THE REQUEST:
Find every line in the records below that contains the word "color", and copy each such line.

[Start of MATERIAL SHOWN]

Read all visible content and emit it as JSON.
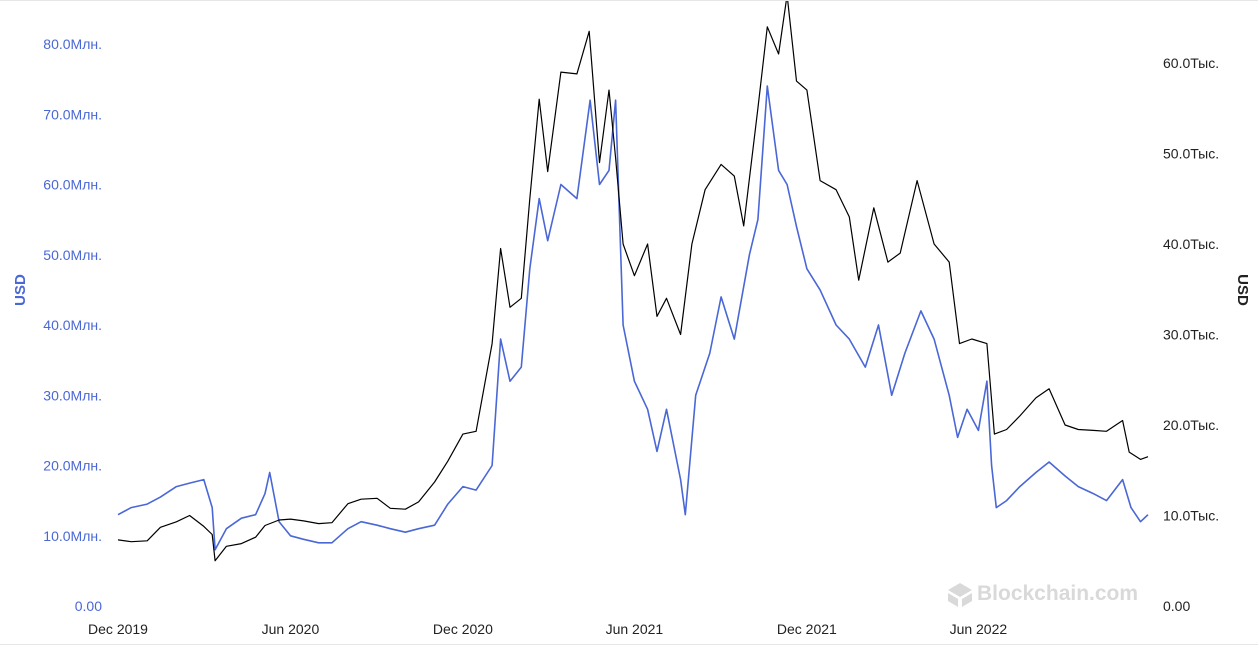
{
  "chart_data": {
    "type": "line",
    "watermark": "Blockchain.com",
    "y_left": {
      "label": "USD",
      "color": "#4a67d6",
      "range": [
        0,
        80000000
      ],
      "ticks": [
        {
          "v": 0,
          "label": "0.00"
        },
        {
          "v": 10000000,
          "label": "10.0Млн."
        },
        {
          "v": 20000000,
          "label": "20.0Млн."
        },
        {
          "v": 30000000,
          "label": "30.0Млн."
        },
        {
          "v": 40000000,
          "label": "40.0Млн."
        },
        {
          "v": 50000000,
          "label": "50.0Млн."
        },
        {
          "v": 60000000,
          "label": "60.0Млн."
        },
        {
          "v": 70000000,
          "label": "70.0Млн."
        },
        {
          "v": 80000000,
          "label": "80.0Млн."
        }
      ]
    },
    "y_right": {
      "label": "USD",
      "color": "#000000",
      "range": [
        0,
        65000
      ],
      "ticks": [
        {
          "v": 0,
          "label": "0.00"
        },
        {
          "v": 10000,
          "label": "10.0Тыс."
        },
        {
          "v": 20000,
          "label": "20.0Тыс."
        },
        {
          "v": 30000,
          "label": "30.0Тыс."
        },
        {
          "v": 40000,
          "label": "40.0Тыс."
        },
        {
          "v": 50000,
          "label": "50.0Тыс."
        },
        {
          "v": 60000,
          "label": "60.0Тыс."
        }
      ]
    },
    "x_axis": {
      "ticks": [
        {
          "date": "2019-12-01",
          "label": "Dec 2019"
        },
        {
          "date": "2020-06-01",
          "label": "Jun 2020"
        },
        {
          "date": "2020-12-01",
          "label": "Dec 2020"
        },
        {
          "date": "2021-06-01",
          "label": "Jun 2021"
        },
        {
          "date": "2021-12-01",
          "label": "Dec 2021"
        },
        {
          "date": "2022-06-01",
          "label": "Jun 2022"
        }
      ]
    },
    "series": [
      {
        "axis": "left",
        "color": "#4a67d6",
        "points": [
          [
            "2019-12-01",
            13000000
          ],
          [
            "2019-12-15",
            14000000
          ],
          [
            "2020-01-01",
            14500000
          ],
          [
            "2020-01-15",
            15500000
          ],
          [
            "2020-02-01",
            17000000
          ],
          [
            "2020-02-15",
            17500000
          ],
          [
            "2020-03-01",
            18000000
          ],
          [
            "2020-03-10",
            14000000
          ],
          [
            "2020-03-13",
            8000000
          ],
          [
            "2020-03-25",
            11000000
          ],
          [
            "2020-04-10",
            12500000
          ],
          [
            "2020-04-25",
            13000000
          ],
          [
            "2020-05-05",
            16000000
          ],
          [
            "2020-05-10",
            19000000
          ],
          [
            "2020-05-20",
            12000000
          ],
          [
            "2020-06-01",
            10000000
          ],
          [
            "2020-06-15",
            9500000
          ],
          [
            "2020-07-01",
            9000000
          ],
          [
            "2020-07-15",
            9000000
          ],
          [
            "2020-08-01",
            11000000
          ],
          [
            "2020-08-15",
            12000000
          ],
          [
            "2020-09-01",
            11500000
          ],
          [
            "2020-09-15",
            11000000
          ],
          [
            "2020-10-01",
            10500000
          ],
          [
            "2020-10-15",
            11000000
          ],
          [
            "2020-11-01",
            11500000
          ],
          [
            "2020-11-15",
            14500000
          ],
          [
            "2020-12-01",
            17000000
          ],
          [
            "2020-12-15",
            16500000
          ],
          [
            "2021-01-01",
            20000000
          ],
          [
            "2021-01-10",
            38000000
          ],
          [
            "2021-01-20",
            32000000
          ],
          [
            "2021-02-01",
            34000000
          ],
          [
            "2021-02-10",
            48000000
          ],
          [
            "2021-02-20",
            58000000
          ],
          [
            "2021-03-01",
            52000000
          ],
          [
            "2021-03-15",
            60000000
          ],
          [
            "2021-04-01",
            58000000
          ],
          [
            "2021-04-15",
            72000000
          ],
          [
            "2021-04-25",
            60000000
          ],
          [
            "2021-05-05",
            62000000
          ],
          [
            "2021-05-12",
            72000000
          ],
          [
            "2021-05-20",
            40000000
          ],
          [
            "2021-06-01",
            32000000
          ],
          [
            "2021-06-15",
            28000000
          ],
          [
            "2021-06-25",
            22000000
          ],
          [
            "2021-07-05",
            28000000
          ],
          [
            "2021-07-20",
            18000000
          ],
          [
            "2021-07-25",
            13000000
          ],
          [
            "2021-08-05",
            30000000
          ],
          [
            "2021-08-20",
            36000000
          ],
          [
            "2021-09-01",
            44000000
          ],
          [
            "2021-09-15",
            38000000
          ],
          [
            "2021-10-01",
            50000000
          ],
          [
            "2021-10-10",
            55000000
          ],
          [
            "2021-10-20",
            74000000
          ],
          [
            "2021-11-01",
            62000000
          ],
          [
            "2021-11-10",
            60000000
          ],
          [
            "2021-11-20",
            54000000
          ],
          [
            "2021-12-01",
            48000000
          ],
          [
            "2021-12-15",
            45000000
          ],
          [
            "2022-01-01",
            40000000
          ],
          [
            "2022-01-15",
            38000000
          ],
          [
            "2022-02-01",
            34000000
          ],
          [
            "2022-02-15",
            40000000
          ],
          [
            "2022-03-01",
            30000000
          ],
          [
            "2022-03-15",
            36000000
          ],
          [
            "2022-04-01",
            42000000
          ],
          [
            "2022-04-15",
            38000000
          ],
          [
            "2022-05-01",
            30000000
          ],
          [
            "2022-05-10",
            24000000
          ],
          [
            "2022-05-20",
            28000000
          ],
          [
            "2022-06-01",
            25000000
          ],
          [
            "2022-06-10",
            32000000
          ],
          [
            "2022-06-15",
            20000000
          ],
          [
            "2022-06-20",
            14000000
          ],
          [
            "2022-07-01",
            15000000
          ],
          [
            "2022-07-15",
            17000000
          ],
          [
            "2022-08-01",
            19000000
          ],
          [
            "2022-08-15",
            20500000
          ],
          [
            "2022-09-01",
            18500000
          ],
          [
            "2022-09-15",
            17000000
          ],
          [
            "2022-10-01",
            16000000
          ],
          [
            "2022-10-15",
            15000000
          ],
          [
            "2022-11-01",
            18000000
          ],
          [
            "2022-11-10",
            14000000
          ],
          [
            "2022-11-20",
            12000000
          ],
          [
            "2022-11-28",
            13000000
          ]
        ]
      },
      {
        "axis": "right",
        "color": "#000000",
        "points": [
          [
            "2019-12-01",
            7300
          ],
          [
            "2019-12-15",
            7100
          ],
          [
            "2020-01-01",
            7200
          ],
          [
            "2020-01-15",
            8700
          ],
          [
            "2020-02-01",
            9300
          ],
          [
            "2020-02-15",
            10000
          ],
          [
            "2020-03-01",
            8800
          ],
          [
            "2020-03-10",
            7900
          ],
          [
            "2020-03-13",
            5000
          ],
          [
            "2020-03-25",
            6600
          ],
          [
            "2020-04-10",
            6900
          ],
          [
            "2020-04-25",
            7600
          ],
          [
            "2020-05-05",
            8900
          ],
          [
            "2020-05-20",
            9500
          ],
          [
            "2020-06-01",
            9600
          ],
          [
            "2020-06-15",
            9400
          ],
          [
            "2020-07-01",
            9100
          ],
          [
            "2020-07-15",
            9200
          ],
          [
            "2020-08-01",
            11300
          ],
          [
            "2020-08-15",
            11800
          ],
          [
            "2020-09-01",
            11900
          ],
          [
            "2020-09-15",
            10800
          ],
          [
            "2020-10-01",
            10700
          ],
          [
            "2020-10-15",
            11500
          ],
          [
            "2020-11-01",
            13700
          ],
          [
            "2020-11-15",
            16000
          ],
          [
            "2020-12-01",
            19000
          ],
          [
            "2020-12-15",
            19300
          ],
          [
            "2021-01-01",
            29000
          ],
          [
            "2021-01-10",
            39500
          ],
          [
            "2021-01-20",
            33000
          ],
          [
            "2021-02-01",
            34000
          ],
          [
            "2021-02-10",
            45000
          ],
          [
            "2021-02-20",
            56000
          ],
          [
            "2021-03-01",
            48000
          ],
          [
            "2021-03-15",
            59000
          ],
          [
            "2021-04-01",
            58800
          ],
          [
            "2021-04-14",
            63500
          ],
          [
            "2021-04-25",
            49000
          ],
          [
            "2021-05-05",
            57000
          ],
          [
            "2021-05-12",
            49500
          ],
          [
            "2021-05-20",
            40000
          ],
          [
            "2021-06-01",
            36500
          ],
          [
            "2021-06-15",
            40000
          ],
          [
            "2021-06-25",
            32000
          ],
          [
            "2021-07-05",
            34000
          ],
          [
            "2021-07-20",
            30000
          ],
          [
            "2021-08-01",
            40000
          ],
          [
            "2021-08-15",
            46000
          ],
          [
            "2021-09-01",
            48800
          ],
          [
            "2021-09-15",
            47500
          ],
          [
            "2021-09-25",
            42000
          ],
          [
            "2021-10-10",
            55000
          ],
          [
            "2021-10-20",
            64000
          ],
          [
            "2021-11-01",
            61000
          ],
          [
            "2021-11-10",
            67500
          ],
          [
            "2021-11-20",
            58000
          ],
          [
            "2021-12-01",
            57000
          ],
          [
            "2021-12-15",
            47000
          ],
          [
            "2022-01-01",
            46000
          ],
          [
            "2022-01-15",
            43000
          ],
          [
            "2022-01-25",
            36000
          ],
          [
            "2022-02-10",
            44000
          ],
          [
            "2022-02-25",
            38000
          ],
          [
            "2022-03-10",
            39000
          ],
          [
            "2022-03-28",
            47000
          ],
          [
            "2022-04-15",
            40000
          ],
          [
            "2022-05-01",
            38000
          ],
          [
            "2022-05-12",
            29000
          ],
          [
            "2022-05-25",
            29500
          ],
          [
            "2022-06-10",
            29000
          ],
          [
            "2022-06-18",
            19000
          ],
          [
            "2022-07-01",
            19500
          ],
          [
            "2022-07-15",
            21000
          ],
          [
            "2022-08-01",
            23000
          ],
          [
            "2022-08-15",
            24000
          ],
          [
            "2022-09-01",
            20000
          ],
          [
            "2022-09-15",
            19500
          ],
          [
            "2022-10-01",
            19400
          ],
          [
            "2022-10-15",
            19300
          ],
          [
            "2022-11-01",
            20500
          ],
          [
            "2022-11-08",
            17000
          ],
          [
            "2022-11-20",
            16200
          ],
          [
            "2022-11-28",
            16500
          ]
        ]
      }
    ]
  }
}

[End of MATERIAL SHOWN]

FINISHED ANSWER:
      "color": "#4a67d6",
      "color": "#000000",
        "color": "#4a67d6",
        "color": "#000000",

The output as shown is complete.